(Chart and figure data)
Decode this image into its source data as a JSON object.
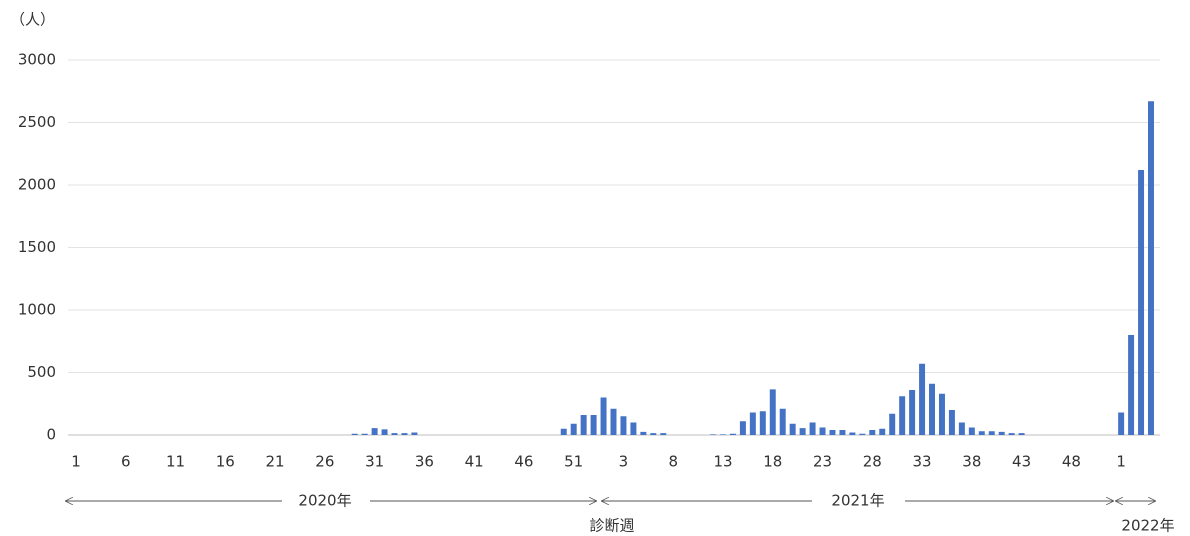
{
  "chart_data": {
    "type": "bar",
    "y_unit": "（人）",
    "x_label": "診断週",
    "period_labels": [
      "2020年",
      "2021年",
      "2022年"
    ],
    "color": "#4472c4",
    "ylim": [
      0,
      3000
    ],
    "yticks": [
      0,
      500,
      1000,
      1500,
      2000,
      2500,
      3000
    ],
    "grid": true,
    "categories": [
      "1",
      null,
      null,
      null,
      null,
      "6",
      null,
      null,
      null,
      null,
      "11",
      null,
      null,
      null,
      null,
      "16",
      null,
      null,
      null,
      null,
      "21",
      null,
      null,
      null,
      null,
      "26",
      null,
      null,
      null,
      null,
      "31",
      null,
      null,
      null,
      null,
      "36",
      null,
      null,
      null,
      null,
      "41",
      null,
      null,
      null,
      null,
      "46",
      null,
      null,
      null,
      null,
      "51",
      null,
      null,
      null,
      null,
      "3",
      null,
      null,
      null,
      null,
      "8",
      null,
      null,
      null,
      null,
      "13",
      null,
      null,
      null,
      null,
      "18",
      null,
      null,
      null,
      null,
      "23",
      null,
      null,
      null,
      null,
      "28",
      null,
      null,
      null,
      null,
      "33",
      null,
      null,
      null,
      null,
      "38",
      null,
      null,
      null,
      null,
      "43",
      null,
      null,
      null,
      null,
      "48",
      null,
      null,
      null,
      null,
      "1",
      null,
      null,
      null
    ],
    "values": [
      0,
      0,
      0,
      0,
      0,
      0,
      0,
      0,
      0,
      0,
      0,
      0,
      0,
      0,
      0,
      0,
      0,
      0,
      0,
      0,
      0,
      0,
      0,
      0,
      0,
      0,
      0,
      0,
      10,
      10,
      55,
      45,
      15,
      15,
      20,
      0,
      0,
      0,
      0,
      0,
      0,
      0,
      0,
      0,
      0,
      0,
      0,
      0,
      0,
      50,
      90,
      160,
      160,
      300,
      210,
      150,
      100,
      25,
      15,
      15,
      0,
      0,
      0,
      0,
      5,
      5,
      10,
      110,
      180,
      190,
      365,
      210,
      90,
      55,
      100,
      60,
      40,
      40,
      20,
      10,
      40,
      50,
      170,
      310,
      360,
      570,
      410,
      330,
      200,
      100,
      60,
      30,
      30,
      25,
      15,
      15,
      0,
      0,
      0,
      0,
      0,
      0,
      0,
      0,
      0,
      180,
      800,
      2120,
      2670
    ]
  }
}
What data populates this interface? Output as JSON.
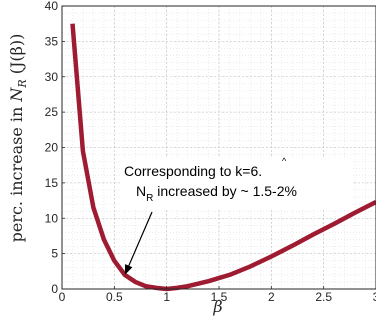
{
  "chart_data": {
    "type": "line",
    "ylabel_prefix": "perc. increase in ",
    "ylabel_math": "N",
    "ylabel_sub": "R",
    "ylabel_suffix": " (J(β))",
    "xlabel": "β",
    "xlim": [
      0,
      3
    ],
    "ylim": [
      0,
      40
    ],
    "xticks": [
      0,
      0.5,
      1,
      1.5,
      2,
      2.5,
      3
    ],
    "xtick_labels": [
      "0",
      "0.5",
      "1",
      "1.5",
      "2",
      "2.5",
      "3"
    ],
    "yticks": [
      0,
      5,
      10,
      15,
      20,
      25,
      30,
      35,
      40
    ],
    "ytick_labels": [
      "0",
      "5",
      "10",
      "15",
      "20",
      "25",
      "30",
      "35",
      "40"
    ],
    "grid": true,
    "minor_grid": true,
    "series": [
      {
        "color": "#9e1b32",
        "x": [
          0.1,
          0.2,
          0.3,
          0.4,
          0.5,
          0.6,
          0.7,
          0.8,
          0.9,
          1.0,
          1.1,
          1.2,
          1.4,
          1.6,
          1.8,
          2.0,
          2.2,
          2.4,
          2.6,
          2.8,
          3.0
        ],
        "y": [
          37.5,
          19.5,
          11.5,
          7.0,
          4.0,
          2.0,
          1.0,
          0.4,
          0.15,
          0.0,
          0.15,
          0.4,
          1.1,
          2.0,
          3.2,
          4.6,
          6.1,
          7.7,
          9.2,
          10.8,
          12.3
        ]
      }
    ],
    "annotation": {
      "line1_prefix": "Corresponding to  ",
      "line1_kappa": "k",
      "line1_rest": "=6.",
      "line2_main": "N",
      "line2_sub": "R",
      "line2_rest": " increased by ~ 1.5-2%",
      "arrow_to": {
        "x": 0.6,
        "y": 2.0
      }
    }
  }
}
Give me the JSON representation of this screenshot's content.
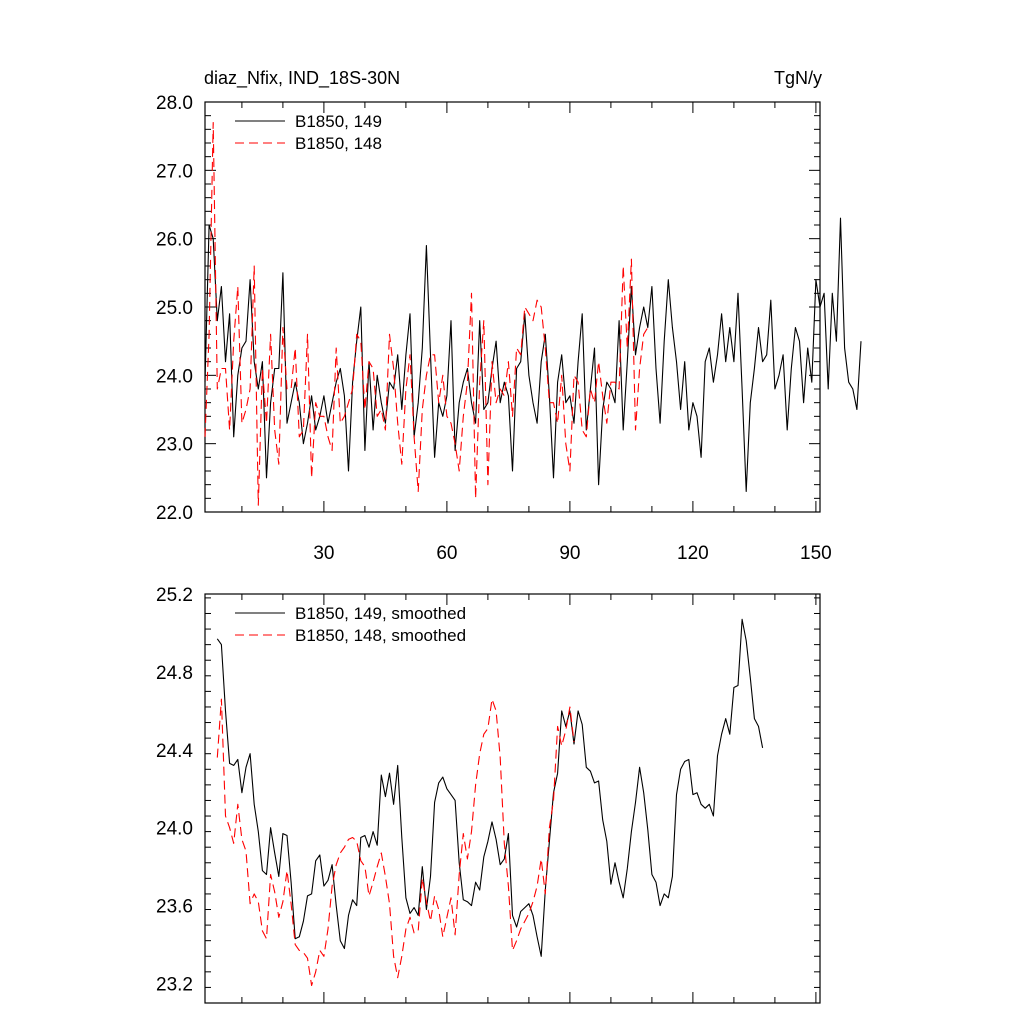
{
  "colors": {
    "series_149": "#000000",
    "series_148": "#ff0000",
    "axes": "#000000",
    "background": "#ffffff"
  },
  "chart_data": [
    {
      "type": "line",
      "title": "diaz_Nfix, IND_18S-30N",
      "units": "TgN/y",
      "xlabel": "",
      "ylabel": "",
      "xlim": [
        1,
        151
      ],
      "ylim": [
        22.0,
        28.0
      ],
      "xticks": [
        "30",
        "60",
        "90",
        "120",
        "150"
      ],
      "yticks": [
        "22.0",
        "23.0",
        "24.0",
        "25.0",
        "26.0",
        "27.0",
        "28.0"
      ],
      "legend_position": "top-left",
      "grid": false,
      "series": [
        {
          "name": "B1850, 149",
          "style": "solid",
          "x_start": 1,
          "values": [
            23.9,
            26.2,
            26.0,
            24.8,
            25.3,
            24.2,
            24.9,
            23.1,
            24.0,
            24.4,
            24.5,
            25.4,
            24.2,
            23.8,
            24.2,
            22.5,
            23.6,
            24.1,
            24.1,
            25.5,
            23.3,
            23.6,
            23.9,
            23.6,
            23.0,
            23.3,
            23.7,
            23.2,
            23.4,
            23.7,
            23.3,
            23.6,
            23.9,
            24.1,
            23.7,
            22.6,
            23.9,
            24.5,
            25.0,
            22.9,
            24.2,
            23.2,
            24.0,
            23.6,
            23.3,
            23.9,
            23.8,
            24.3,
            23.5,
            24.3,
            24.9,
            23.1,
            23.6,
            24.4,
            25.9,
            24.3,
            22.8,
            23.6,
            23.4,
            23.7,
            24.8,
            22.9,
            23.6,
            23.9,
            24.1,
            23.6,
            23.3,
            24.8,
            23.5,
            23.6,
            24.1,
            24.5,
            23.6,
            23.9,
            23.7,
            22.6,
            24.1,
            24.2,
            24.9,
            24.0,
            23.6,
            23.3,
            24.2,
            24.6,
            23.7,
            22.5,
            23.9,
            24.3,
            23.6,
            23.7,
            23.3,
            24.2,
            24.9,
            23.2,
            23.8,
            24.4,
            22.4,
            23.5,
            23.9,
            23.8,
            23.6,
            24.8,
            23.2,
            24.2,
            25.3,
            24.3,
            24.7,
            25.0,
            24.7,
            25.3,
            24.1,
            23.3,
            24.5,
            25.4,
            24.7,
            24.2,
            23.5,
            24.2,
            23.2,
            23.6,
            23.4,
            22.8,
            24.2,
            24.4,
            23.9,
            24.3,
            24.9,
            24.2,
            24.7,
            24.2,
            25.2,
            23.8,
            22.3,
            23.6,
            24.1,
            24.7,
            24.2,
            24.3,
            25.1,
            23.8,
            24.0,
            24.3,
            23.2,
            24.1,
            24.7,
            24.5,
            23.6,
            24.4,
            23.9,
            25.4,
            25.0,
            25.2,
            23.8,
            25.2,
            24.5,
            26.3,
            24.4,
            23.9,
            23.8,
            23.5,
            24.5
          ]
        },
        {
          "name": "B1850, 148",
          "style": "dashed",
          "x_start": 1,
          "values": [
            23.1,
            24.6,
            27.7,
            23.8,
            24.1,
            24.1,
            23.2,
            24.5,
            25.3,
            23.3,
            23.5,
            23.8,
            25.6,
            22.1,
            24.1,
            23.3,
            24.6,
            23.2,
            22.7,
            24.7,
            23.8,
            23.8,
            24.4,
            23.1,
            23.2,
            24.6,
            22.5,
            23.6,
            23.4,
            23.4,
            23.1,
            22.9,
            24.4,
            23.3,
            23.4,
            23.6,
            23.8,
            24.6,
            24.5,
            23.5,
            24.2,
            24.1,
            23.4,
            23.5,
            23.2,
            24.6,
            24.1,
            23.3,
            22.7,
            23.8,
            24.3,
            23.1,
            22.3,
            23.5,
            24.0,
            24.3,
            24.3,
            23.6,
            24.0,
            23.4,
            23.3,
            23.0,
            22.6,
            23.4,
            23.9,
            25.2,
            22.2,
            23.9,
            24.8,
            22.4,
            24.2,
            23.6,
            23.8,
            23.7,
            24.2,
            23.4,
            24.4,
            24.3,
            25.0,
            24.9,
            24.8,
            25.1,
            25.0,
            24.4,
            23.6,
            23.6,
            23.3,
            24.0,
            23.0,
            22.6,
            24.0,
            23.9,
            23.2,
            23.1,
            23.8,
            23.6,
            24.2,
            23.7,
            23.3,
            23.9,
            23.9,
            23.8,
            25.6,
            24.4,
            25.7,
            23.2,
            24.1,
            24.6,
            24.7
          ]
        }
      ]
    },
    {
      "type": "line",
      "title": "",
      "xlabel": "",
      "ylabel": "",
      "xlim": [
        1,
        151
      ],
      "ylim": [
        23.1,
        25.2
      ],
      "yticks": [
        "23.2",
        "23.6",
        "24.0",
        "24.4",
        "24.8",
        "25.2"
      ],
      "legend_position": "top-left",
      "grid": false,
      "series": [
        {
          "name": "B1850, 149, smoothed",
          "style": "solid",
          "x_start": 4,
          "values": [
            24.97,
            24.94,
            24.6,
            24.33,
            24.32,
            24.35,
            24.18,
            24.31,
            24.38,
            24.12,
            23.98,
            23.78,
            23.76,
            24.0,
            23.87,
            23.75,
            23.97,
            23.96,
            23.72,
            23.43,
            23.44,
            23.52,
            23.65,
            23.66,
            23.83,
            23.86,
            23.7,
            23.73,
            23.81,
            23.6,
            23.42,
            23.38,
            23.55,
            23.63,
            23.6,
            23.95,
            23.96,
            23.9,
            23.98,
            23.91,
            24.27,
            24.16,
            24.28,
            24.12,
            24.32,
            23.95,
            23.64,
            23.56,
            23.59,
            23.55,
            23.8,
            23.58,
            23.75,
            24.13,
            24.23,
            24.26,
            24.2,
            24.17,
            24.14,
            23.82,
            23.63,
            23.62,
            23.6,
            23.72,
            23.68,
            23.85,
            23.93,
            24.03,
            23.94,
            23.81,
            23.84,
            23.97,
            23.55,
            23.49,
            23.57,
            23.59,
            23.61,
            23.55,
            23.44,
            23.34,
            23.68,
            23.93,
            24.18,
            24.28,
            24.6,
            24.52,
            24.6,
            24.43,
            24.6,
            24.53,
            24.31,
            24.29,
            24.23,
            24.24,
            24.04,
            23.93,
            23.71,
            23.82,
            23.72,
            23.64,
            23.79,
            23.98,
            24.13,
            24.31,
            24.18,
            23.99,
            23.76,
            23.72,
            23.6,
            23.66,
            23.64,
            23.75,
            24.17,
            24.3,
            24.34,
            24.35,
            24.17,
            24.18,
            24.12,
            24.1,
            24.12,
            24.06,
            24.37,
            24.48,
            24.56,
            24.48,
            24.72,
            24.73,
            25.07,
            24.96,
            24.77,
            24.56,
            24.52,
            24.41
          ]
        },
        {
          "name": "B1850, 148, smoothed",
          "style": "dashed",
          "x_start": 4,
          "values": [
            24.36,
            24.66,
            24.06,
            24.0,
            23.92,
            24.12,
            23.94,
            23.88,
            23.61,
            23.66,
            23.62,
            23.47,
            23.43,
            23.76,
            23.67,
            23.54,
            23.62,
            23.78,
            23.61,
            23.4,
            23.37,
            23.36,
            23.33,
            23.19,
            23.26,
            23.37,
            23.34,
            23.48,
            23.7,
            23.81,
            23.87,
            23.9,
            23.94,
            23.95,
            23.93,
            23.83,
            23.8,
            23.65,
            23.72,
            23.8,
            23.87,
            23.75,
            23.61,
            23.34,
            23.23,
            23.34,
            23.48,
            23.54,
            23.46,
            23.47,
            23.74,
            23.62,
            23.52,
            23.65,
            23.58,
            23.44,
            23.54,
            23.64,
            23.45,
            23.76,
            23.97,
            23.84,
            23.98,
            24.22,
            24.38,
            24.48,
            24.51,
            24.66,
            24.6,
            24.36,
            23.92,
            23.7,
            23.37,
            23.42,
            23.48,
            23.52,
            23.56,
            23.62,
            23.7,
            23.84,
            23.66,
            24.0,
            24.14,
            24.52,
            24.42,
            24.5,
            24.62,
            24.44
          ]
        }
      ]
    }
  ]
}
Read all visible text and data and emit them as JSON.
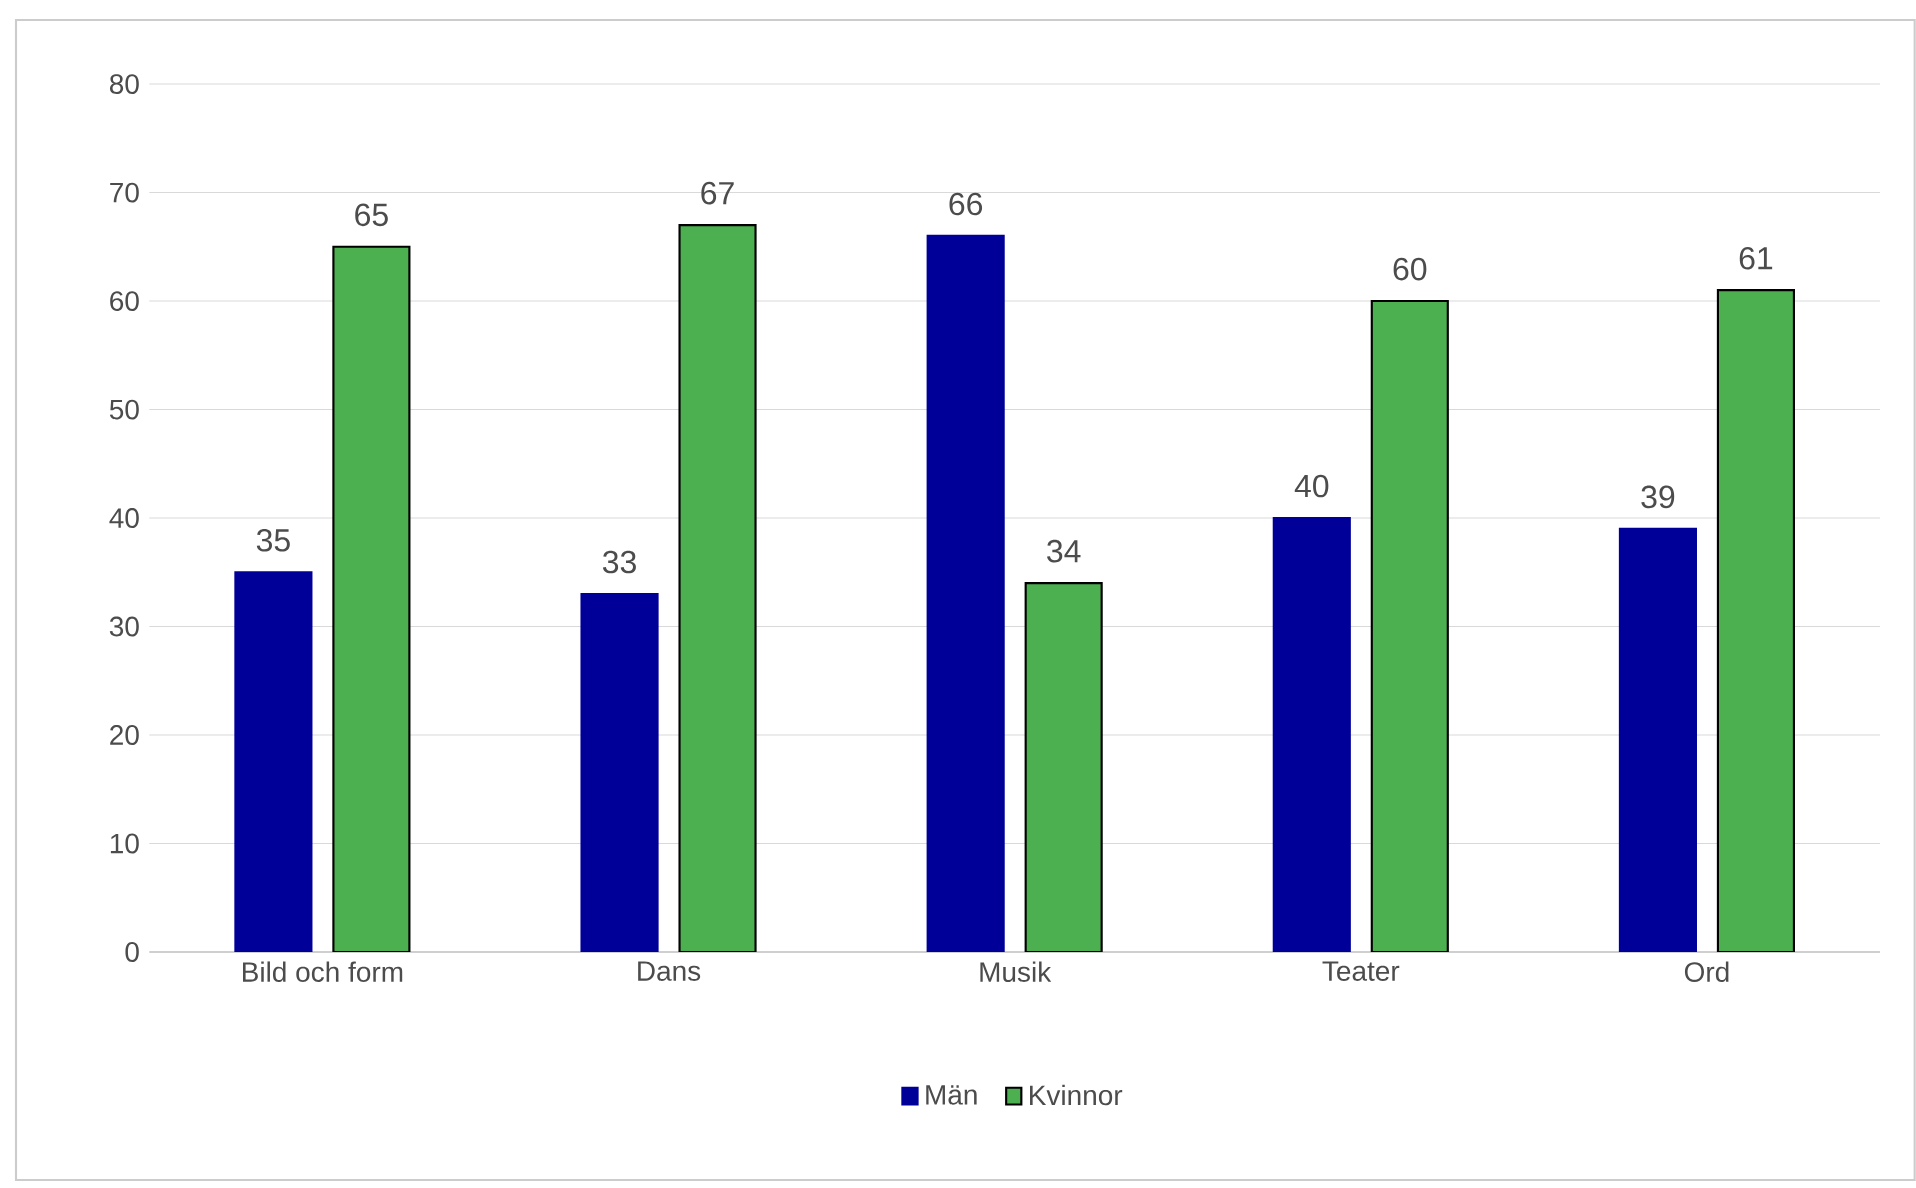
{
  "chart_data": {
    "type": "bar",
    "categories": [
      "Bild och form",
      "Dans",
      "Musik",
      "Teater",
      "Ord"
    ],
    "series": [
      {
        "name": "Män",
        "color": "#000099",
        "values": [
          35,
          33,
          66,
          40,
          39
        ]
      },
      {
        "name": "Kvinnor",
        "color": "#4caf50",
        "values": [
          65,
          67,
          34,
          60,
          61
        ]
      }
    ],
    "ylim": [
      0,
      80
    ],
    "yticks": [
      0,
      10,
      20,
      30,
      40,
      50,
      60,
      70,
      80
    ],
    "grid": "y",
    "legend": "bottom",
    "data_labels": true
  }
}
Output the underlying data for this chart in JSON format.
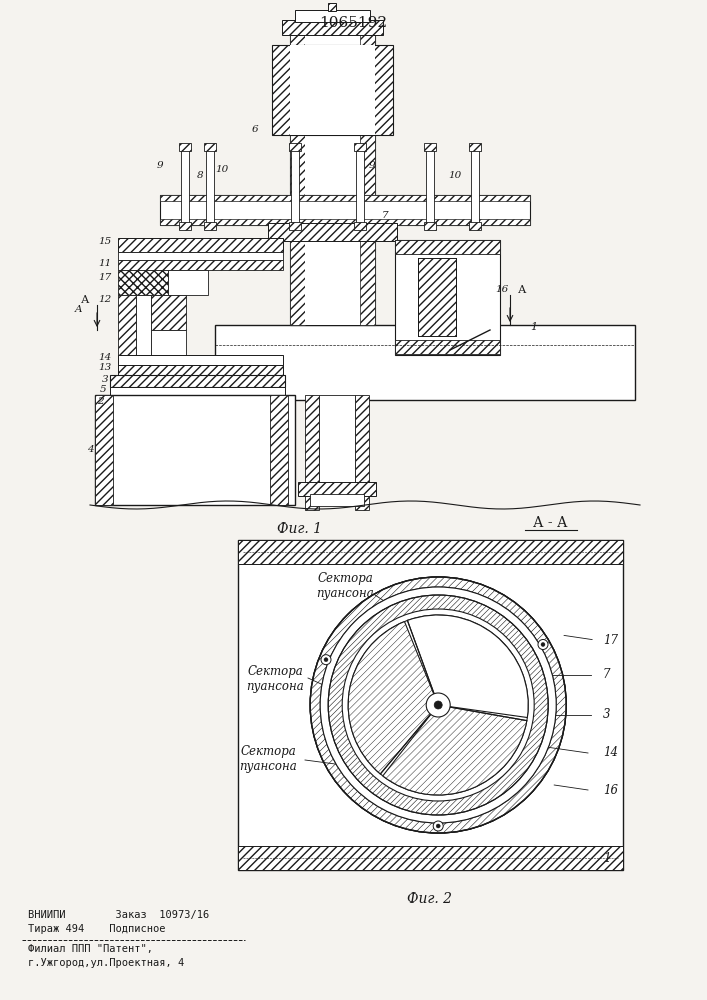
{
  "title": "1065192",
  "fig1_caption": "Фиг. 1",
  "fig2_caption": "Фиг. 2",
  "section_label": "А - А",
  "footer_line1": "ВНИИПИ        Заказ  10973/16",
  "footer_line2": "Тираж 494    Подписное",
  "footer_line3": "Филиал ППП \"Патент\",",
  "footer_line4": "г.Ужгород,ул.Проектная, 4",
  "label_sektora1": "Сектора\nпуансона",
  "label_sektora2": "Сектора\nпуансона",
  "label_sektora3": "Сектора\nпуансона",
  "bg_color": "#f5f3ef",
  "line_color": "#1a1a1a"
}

Exercise :: Omit the pictures and write out the lines above from the one with "Output the underlying" through the last, unchanged.

Solution for this task ::
Output the underlying data for this chart in JSON format.
{
  "title": "1065192",
  "fig1_caption": "Фиг. 1",
  "fig2_caption": "Фиг. 2",
  "section_label": "А - А",
  "footer_line1": "ВНИИПИ        Заказ  10973/16",
  "footer_line2": "Тираж 494    Подписное",
  "footer_line3": "Филиал ППП \"Патент\",",
  "footer_line4": "г.Ужгород,ул.Проектная, 4",
  "label_sektora1": "Сектора\nпуансона",
  "label_sektora2": "Сектора\nпуансона",
  "label_sektora3": "Сектора\nпуансона",
  "bg_color": "#f5f3ef",
  "line_color": "#1a1a1a"
}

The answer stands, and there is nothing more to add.